# EXERCISE GOAL
Which lines in the records below contain the string "shape"? Pick out each of them and copy it.

=== RAW RECORDS ===

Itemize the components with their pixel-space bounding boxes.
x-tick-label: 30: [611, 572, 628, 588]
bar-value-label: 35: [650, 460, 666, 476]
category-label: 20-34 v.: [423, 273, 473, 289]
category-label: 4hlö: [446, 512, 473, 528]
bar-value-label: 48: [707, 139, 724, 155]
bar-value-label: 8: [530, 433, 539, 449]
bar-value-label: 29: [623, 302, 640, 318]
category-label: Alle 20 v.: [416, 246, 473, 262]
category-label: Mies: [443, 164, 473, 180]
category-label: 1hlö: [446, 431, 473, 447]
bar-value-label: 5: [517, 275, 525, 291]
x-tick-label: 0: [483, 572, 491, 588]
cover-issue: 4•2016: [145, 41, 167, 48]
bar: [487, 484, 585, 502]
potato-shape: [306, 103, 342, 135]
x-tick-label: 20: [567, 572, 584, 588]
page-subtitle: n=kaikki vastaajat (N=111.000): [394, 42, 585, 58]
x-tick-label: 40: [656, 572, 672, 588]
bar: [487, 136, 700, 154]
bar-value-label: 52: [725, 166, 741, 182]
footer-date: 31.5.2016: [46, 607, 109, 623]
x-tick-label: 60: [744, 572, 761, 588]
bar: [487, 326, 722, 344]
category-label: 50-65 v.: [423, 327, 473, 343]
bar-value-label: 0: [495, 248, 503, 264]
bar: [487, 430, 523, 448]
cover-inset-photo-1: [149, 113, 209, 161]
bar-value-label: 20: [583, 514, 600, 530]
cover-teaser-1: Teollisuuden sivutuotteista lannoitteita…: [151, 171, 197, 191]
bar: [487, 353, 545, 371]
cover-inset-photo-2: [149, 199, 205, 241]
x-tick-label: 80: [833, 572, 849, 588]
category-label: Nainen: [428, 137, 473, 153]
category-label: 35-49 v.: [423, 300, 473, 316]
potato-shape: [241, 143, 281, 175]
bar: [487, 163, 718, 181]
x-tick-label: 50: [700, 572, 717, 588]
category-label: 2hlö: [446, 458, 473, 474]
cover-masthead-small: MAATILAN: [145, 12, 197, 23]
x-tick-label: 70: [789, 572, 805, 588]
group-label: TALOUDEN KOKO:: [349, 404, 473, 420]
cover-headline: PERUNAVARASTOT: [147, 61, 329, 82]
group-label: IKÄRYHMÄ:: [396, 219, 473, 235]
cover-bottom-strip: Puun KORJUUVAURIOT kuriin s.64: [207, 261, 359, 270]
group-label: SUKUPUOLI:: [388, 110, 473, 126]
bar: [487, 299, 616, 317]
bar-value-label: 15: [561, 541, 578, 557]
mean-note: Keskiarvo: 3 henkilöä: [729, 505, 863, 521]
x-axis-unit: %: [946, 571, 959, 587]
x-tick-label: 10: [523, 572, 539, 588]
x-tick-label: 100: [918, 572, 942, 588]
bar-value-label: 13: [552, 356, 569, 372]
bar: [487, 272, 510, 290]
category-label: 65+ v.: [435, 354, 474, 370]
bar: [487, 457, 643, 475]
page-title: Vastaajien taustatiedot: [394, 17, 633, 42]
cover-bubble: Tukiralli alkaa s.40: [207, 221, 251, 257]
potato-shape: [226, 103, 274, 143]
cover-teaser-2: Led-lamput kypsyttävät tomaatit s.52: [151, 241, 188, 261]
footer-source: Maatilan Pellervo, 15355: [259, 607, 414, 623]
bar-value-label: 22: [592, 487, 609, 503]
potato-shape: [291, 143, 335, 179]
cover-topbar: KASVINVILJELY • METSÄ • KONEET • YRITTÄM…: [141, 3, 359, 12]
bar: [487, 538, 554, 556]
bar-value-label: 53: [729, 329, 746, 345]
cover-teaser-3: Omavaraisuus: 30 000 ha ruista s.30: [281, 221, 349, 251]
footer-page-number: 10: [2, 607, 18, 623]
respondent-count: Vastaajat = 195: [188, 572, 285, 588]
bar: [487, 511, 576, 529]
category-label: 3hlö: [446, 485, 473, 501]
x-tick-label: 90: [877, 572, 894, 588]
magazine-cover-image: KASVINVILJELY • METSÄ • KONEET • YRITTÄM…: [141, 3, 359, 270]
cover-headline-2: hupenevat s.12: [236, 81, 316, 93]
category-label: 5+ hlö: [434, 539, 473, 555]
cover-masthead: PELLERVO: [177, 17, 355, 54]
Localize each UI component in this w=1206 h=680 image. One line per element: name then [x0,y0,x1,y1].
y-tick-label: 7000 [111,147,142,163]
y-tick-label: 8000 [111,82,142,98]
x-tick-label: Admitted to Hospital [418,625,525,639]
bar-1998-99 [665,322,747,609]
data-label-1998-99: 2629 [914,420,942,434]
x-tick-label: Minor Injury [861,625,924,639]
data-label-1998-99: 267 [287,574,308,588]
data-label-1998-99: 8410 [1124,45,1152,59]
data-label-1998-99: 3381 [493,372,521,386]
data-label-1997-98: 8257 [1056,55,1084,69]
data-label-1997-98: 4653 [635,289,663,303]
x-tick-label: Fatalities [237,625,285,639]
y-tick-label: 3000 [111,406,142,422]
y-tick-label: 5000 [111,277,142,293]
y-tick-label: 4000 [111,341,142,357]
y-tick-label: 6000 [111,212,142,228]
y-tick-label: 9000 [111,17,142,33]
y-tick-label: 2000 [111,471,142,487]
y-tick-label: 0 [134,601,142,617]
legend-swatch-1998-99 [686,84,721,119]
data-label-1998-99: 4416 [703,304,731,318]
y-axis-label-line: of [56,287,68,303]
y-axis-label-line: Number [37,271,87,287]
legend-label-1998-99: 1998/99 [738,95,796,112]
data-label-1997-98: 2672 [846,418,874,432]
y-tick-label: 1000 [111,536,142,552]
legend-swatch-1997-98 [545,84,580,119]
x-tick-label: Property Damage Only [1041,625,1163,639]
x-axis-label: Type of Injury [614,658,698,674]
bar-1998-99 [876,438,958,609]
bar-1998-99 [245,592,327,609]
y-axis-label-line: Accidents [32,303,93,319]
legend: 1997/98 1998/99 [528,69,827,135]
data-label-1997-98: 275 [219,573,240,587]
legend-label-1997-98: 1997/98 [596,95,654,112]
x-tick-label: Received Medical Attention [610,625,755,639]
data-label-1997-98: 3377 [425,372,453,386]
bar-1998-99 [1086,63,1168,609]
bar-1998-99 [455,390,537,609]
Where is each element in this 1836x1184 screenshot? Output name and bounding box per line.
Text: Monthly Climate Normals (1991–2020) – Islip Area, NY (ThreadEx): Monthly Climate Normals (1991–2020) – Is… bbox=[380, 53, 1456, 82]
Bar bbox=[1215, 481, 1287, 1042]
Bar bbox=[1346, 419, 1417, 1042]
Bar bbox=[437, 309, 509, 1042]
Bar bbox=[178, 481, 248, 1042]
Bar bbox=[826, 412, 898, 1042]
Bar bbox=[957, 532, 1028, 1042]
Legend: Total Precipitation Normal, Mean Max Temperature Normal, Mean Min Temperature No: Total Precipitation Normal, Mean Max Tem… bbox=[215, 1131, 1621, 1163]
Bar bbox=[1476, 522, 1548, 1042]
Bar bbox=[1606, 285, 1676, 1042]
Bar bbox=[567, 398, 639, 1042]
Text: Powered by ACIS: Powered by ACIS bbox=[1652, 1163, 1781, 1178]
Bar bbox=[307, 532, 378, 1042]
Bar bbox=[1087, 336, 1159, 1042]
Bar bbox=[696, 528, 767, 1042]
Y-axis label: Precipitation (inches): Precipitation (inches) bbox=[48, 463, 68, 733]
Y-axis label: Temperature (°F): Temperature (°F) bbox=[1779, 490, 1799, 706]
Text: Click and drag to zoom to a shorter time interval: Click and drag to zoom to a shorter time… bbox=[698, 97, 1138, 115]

===

# TASK RESPONSE
potato-shape: [306, 103, 342, 135]
potato-shape: [241, 143, 281, 175]
potato-shape: [226, 103, 274, 143]
potato-shape: [291, 143, 335, 179]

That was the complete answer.